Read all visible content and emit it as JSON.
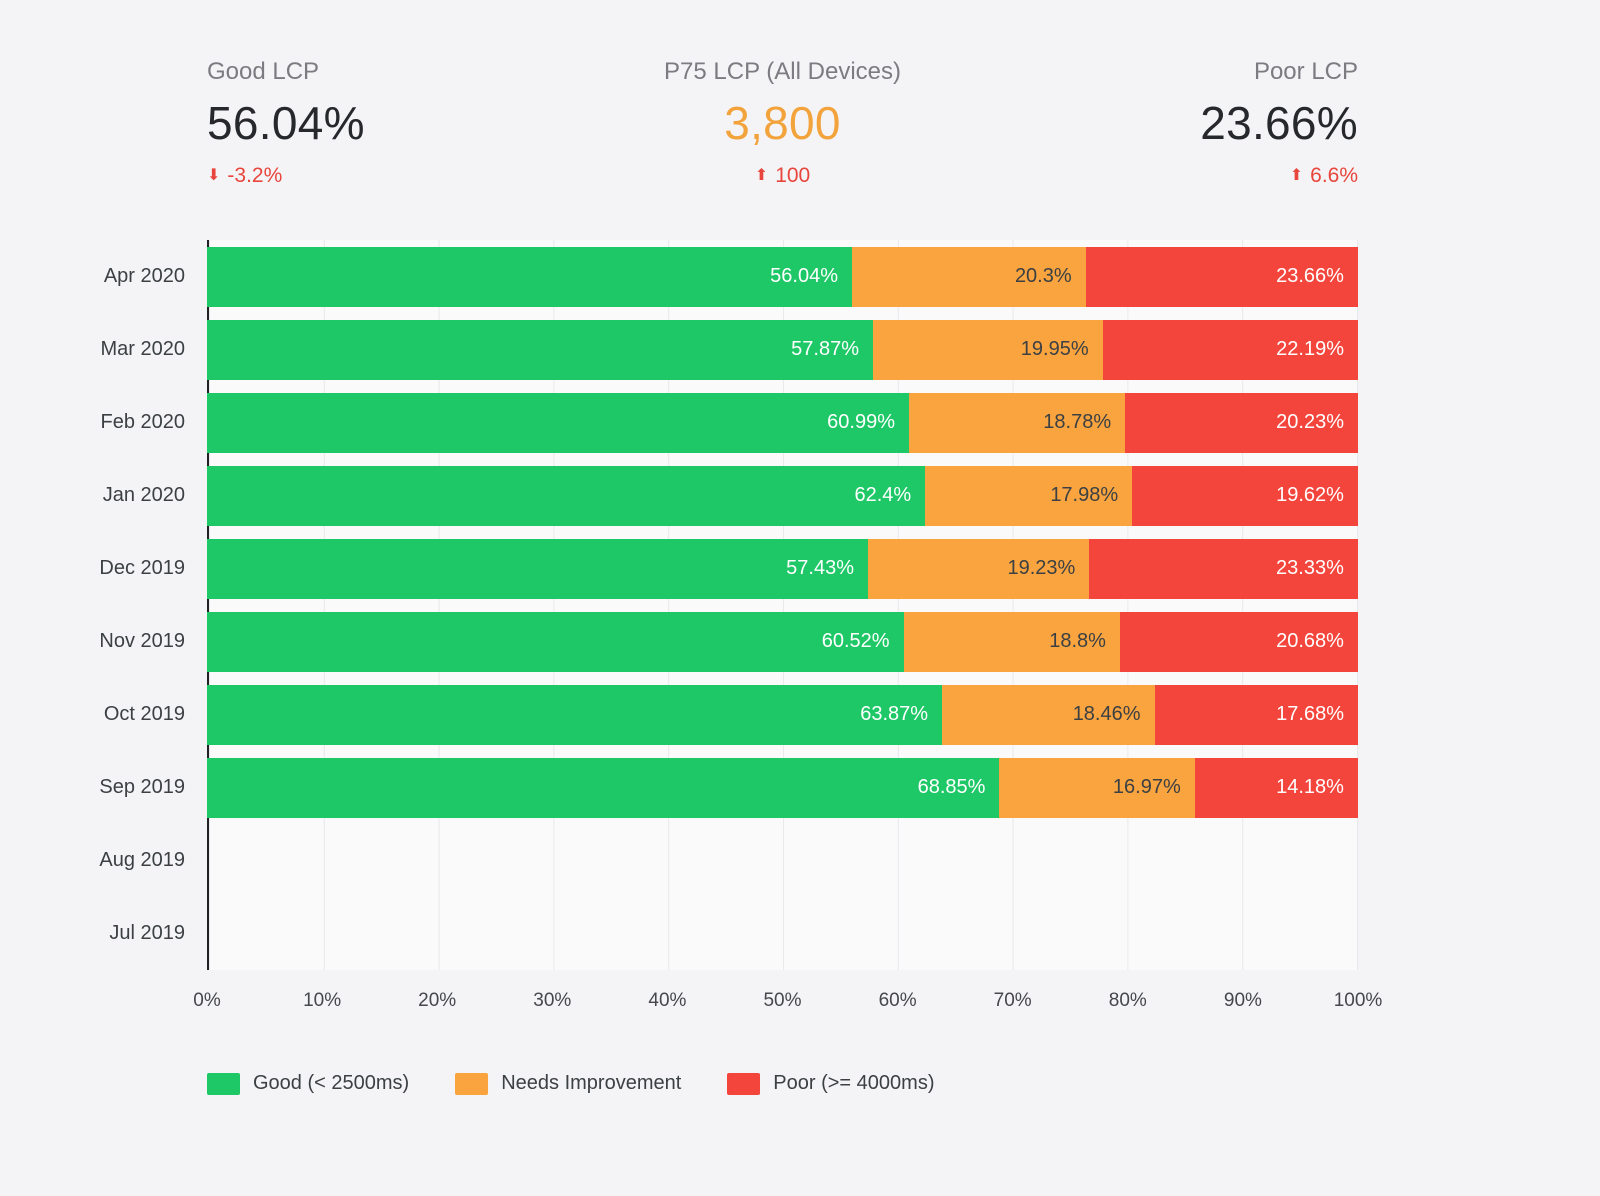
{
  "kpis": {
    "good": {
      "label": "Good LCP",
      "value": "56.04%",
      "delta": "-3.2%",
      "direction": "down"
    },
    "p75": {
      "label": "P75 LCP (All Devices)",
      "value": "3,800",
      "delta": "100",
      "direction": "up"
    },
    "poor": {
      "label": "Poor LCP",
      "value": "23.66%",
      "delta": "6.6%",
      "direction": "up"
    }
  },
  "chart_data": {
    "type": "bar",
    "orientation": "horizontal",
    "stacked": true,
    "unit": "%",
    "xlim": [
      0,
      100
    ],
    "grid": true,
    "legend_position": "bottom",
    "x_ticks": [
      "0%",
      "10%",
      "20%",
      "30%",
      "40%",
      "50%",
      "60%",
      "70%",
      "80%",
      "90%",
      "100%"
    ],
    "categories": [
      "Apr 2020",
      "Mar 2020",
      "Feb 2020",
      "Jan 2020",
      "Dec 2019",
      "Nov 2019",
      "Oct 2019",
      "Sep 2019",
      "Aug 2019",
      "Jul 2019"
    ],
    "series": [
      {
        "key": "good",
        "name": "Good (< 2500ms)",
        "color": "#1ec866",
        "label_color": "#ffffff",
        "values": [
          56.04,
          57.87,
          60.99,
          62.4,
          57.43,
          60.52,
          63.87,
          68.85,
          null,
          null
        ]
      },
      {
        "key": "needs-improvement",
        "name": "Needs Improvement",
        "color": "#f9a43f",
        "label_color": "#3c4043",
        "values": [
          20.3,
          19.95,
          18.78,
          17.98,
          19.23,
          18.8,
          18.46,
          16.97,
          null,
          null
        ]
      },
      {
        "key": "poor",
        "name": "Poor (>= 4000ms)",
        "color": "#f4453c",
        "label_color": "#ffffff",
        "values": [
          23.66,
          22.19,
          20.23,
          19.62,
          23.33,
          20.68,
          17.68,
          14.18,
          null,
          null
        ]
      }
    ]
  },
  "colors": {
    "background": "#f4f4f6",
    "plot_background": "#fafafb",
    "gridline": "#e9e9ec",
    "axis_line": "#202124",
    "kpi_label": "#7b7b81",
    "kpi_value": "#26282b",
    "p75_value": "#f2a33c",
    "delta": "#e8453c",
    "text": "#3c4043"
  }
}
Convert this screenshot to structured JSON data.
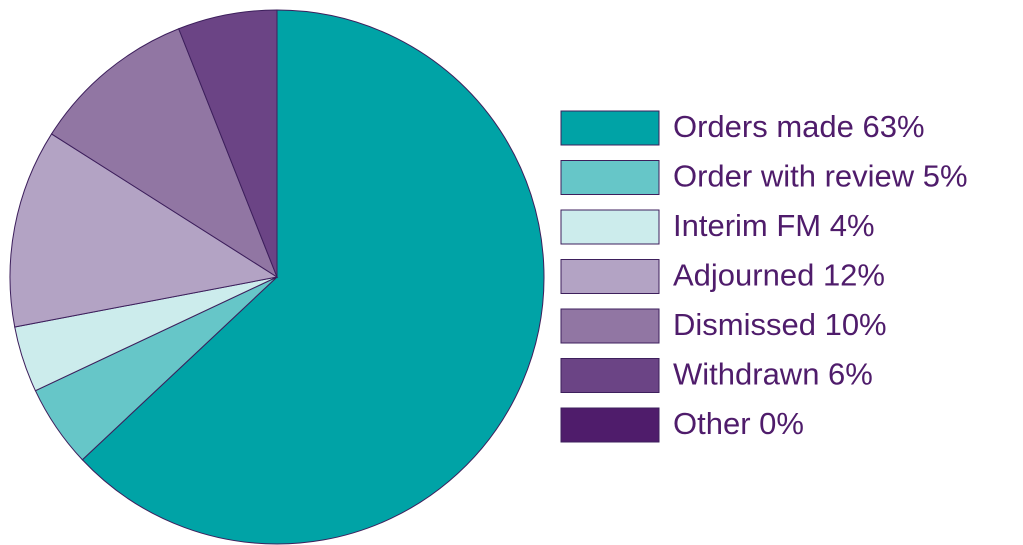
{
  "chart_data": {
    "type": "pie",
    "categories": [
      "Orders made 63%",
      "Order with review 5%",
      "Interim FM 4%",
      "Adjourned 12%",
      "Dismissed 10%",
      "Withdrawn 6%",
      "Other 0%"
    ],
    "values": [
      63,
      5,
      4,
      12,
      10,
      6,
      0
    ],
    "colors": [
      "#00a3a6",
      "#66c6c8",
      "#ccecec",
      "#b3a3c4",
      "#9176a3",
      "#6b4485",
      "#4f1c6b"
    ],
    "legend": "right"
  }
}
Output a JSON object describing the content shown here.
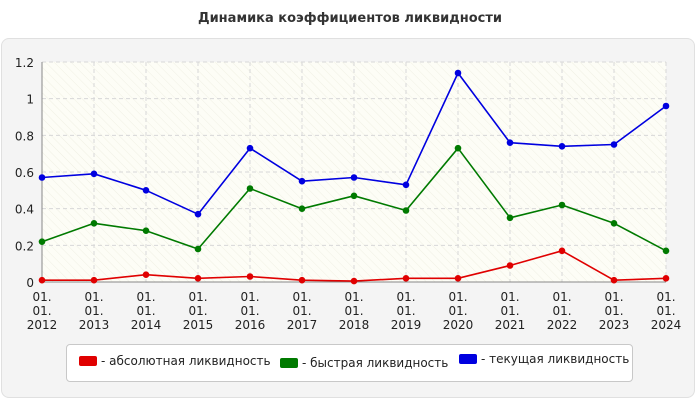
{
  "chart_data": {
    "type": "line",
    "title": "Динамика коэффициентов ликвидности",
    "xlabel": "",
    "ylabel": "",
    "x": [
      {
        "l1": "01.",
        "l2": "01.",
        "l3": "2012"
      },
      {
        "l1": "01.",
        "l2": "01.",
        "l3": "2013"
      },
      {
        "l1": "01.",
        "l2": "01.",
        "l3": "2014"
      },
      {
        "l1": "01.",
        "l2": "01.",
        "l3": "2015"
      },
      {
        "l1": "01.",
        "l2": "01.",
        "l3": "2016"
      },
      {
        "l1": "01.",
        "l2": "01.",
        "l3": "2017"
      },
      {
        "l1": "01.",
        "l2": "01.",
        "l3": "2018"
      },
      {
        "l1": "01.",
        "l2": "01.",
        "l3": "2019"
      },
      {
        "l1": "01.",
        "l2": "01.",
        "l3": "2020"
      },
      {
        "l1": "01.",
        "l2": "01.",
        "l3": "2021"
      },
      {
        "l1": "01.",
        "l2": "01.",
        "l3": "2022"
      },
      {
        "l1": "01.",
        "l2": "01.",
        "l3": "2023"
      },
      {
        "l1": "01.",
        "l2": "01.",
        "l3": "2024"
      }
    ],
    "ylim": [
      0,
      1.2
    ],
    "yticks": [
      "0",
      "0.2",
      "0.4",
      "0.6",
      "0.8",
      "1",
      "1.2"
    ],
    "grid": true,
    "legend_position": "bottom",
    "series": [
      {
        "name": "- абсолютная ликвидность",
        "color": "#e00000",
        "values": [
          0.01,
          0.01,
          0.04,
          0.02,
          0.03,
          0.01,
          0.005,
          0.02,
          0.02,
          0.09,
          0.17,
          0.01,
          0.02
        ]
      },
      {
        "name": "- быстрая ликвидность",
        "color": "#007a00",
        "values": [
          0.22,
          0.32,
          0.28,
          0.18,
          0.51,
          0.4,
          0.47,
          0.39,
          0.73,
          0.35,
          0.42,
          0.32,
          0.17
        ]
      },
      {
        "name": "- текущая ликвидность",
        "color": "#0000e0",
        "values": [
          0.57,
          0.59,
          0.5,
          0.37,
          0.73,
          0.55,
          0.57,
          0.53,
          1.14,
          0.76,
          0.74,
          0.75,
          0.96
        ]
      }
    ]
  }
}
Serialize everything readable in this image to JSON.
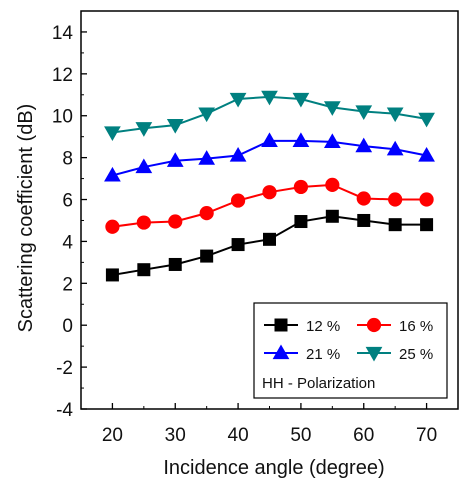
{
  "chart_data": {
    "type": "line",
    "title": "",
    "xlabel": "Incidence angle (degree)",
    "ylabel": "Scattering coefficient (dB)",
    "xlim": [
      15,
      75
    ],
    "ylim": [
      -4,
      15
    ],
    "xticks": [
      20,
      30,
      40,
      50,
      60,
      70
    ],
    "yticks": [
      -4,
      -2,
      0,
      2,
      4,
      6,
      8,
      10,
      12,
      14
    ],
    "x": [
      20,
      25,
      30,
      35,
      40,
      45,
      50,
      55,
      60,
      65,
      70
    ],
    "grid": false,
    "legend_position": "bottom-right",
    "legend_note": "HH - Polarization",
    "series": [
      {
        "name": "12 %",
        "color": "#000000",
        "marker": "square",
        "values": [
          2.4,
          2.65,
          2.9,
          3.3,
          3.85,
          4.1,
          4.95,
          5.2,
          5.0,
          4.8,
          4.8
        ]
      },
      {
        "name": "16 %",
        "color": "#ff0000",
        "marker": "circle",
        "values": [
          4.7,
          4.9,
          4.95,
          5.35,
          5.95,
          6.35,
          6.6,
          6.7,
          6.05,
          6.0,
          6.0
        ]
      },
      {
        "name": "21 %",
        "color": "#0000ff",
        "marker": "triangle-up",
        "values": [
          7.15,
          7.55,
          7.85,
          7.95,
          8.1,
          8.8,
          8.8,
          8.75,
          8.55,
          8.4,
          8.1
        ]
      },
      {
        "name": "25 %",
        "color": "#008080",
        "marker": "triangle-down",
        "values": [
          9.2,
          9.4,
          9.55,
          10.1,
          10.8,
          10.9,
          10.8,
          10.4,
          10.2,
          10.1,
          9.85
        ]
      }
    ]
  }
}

_EXERCISE REQUIREMENTS_. Transcribe the records word for word and include no pictures.

_COMPLETE ANSWER_.
Read all visible content and emit it as JSON.
{
  "kpis": {
    "good": {
      "label": "Good LCP",
      "value": "56.04%",
      "delta": "-3.2%",
      "direction": "down"
    },
    "p75": {
      "label": "P75 LCP (All Devices)",
      "value": "3,800",
      "delta": "100",
      "direction": "up"
    },
    "poor": {
      "label": "Poor LCP",
      "value": "23.66%",
      "delta": "6.6%",
      "direction": "up"
    }
  },
  "chart_data": {
    "type": "bar",
    "orientation": "horizontal",
    "stacked": true,
    "unit": "%",
    "xlim": [
      0,
      100
    ],
    "grid": true,
    "legend_position": "bottom",
    "x_ticks": [
      "0%",
      "10%",
      "20%",
      "30%",
      "40%",
      "50%",
      "60%",
      "70%",
      "80%",
      "90%",
      "100%"
    ],
    "categories": [
      "Apr 2020",
      "Mar 2020",
      "Feb 2020",
      "Jan 2020",
      "Dec 2019",
      "Nov 2019",
      "Oct 2019",
      "Sep 2019",
      "Aug 2019",
      "Jul 2019"
    ],
    "series": [
      {
        "key": "good",
        "name": "Good (< 2500ms)",
        "color": "#1ec866",
        "label_color": "#ffffff",
        "values": [
          56.04,
          57.87,
          60.99,
          62.4,
          57.43,
          60.52,
          63.87,
          68.85,
          null,
          null
        ]
      },
      {
        "key": "needs-improvement",
        "name": "Needs Improvement",
        "color": "#f9a43f",
        "label_color": "#3c4043",
        "values": [
          20.3,
          19.95,
          18.78,
          17.98,
          19.23,
          18.8,
          18.46,
          16.97,
          null,
          null
        ]
      },
      {
        "key": "poor",
        "name": "Poor (>= 4000ms)",
        "color": "#f4453c",
        "label_color": "#ffffff",
        "values": [
          23.66,
          22.19,
          20.23,
          19.62,
          23.33,
          20.68,
          17.68,
          14.18,
          null,
          null
        ]
      }
    ]
  },
  "colors": {
    "background": "#f4f4f6",
    "plot_background": "#fafafb",
    "gridline": "#e9e9ec",
    "axis_line": "#202124",
    "kpi_label": "#7b7b81",
    "kpi_value": "#26282b",
    "p75_value": "#f2a33c",
    "delta": "#e8453c",
    "text": "#3c4043"
  }
}
Convert this screenshot to structured JSON data.
{
  "chart_data": {
    "type": "pie",
    "categories": [
      "Orders made 63%",
      "Order with review 5%",
      "Interim FM 4%",
      "Adjourned 12%",
      "Dismissed 10%",
      "Withdrawn 6%",
      "Other 0%"
    ],
    "values": [
      63,
      5,
      4,
      12,
      10,
      6,
      0
    ],
    "colors": [
      "#00a3a6",
      "#66c6c8",
      "#ccecec",
      "#b3a3c4",
      "#9176a3",
      "#6b4485",
      "#4f1c6b"
    ],
    "legend": "right"
  }
}
Output a JSON object describing the content shown here.
{
  "chart_data": {
    "type": "line",
    "title": "Динамика коэффициентов ликвидности",
    "xlabel": "",
    "ylabel": "",
    "x": [
      {
        "l1": "01.",
        "l2": "01.",
        "l3": "2012"
      },
      {
        "l1": "01.",
        "l2": "01.",
        "l3": "2013"
      },
      {
        "l1": "01.",
        "l2": "01.",
        "l3": "2014"
      },
      {
        "l1": "01.",
        "l2": "01.",
        "l3": "2015"
      },
      {
        "l1": "01.",
        "l2": "01.",
        "l3": "2016"
      },
      {
        "l1": "01.",
        "l2": "01.",
        "l3": "2017"
      },
      {
        "l1": "01.",
        "l2": "01.",
        "l3": "2018"
      },
      {
        "l1": "01.",
        "l2": "01.",
        "l3": "2019"
      },
      {
        "l1": "01.",
        "l2": "01.",
        "l3": "2020"
      },
      {
        "l1": "01.",
        "l2": "01.",
        "l3": "2021"
      },
      {
        "l1": "01.",
        "l2": "01.",
        "l3": "2022"
      },
      {
        "l1": "01.",
        "l2": "01.",
        "l3": "2023"
      },
      {
        "l1": "01.",
        "l2": "01.",
        "l3": "2024"
      }
    ],
    "ylim": [
      0,
      1.2
    ],
    "yticks": [
      "0",
      "0.2",
      "0.4",
      "0.6",
      "0.8",
      "1",
      "1.2"
    ],
    "grid": true,
    "legend_position": "bottom",
    "series": [
      {
        "name": "- абсолютная ликвидность",
        "color": "#e00000",
        "values": [
          0.01,
          0.01,
          0.04,
          0.02,
          0.03,
          0.01,
          0.005,
          0.02,
          0.02,
          0.09,
          0.17,
          0.01,
          0.02
        ]
      },
      {
        "name": "- быстрая ликвидность",
        "color": "#007a00",
        "values": [
          0.22,
          0.32,
          0.28,
          0.18,
          0.51,
          0.4,
          0.47,
          0.39,
          0.73,
          0.35,
          0.42,
          0.32,
          0.17
        ]
      },
      {
        "name": "- текущая ликвидность",
        "color": "#0000e0",
        "values": [
          0.57,
          0.59,
          0.5,
          0.37,
          0.73,
          0.55,
          0.57,
          0.53,
          1.14,
          0.76,
          0.74,
          0.75,
          0.96
        ]
      }
    ]
  }
}
Serialize everything readable in this image to JSON.
{
  "chart_data": {
    "type": "line",
    "title": "",
    "xlabel": "Incidence angle (degree)",
    "ylabel": "Scattering coefficient (dB)",
    "xlim": [
      15,
      75
    ],
    "ylim": [
      -4,
      15
    ],
    "xticks": [
      20,
      30,
      40,
      50,
      60,
      70
    ],
    "yticks": [
      -4,
      -2,
      0,
      2,
      4,
      6,
      8,
      10,
      12,
      14
    ],
    "x": [
      20,
      25,
      30,
      35,
      40,
      45,
      50,
      55,
      60,
      65,
      70
    ],
    "grid": false,
    "legend_position": "bottom-right",
    "legend_note": "HH - Polarization",
    "series": [
      {
        "name": "12 %",
        "color": "#000000",
        "marker": "square",
        "values": [
          2.4,
          2.65,
          2.9,
          3.3,
          3.85,
          4.1,
          4.95,
          5.2,
          5.0,
          4.8,
          4.8
        ]
      },
      {
        "name": "16 %",
        "color": "#ff0000",
        "marker": "circle",
        "values": [
          4.7,
          4.9,
          4.95,
          5.35,
          5.95,
          6.35,
          6.6,
          6.7,
          6.05,
          6.0,
          6.0
        ]
      },
      {
        "name": "21 %",
        "color": "#0000ff",
        "marker": "triangle-up",
        "values": [
          7.15,
          7.55,
          7.85,
          7.95,
          8.1,
          8.8,
          8.8,
          8.75,
          8.55,
          8.4,
          8.1
        ]
      },
      {
        "name": "25 %",
        "color": "#008080",
        "marker": "triangle-down",
        "values": [
          9.2,
          9.4,
          9.55,
          10.1,
          10.8,
          10.9,
          10.8,
          10.4,
          10.2,
          10.1,
          9.85
        ]
      }
    ]
  }
}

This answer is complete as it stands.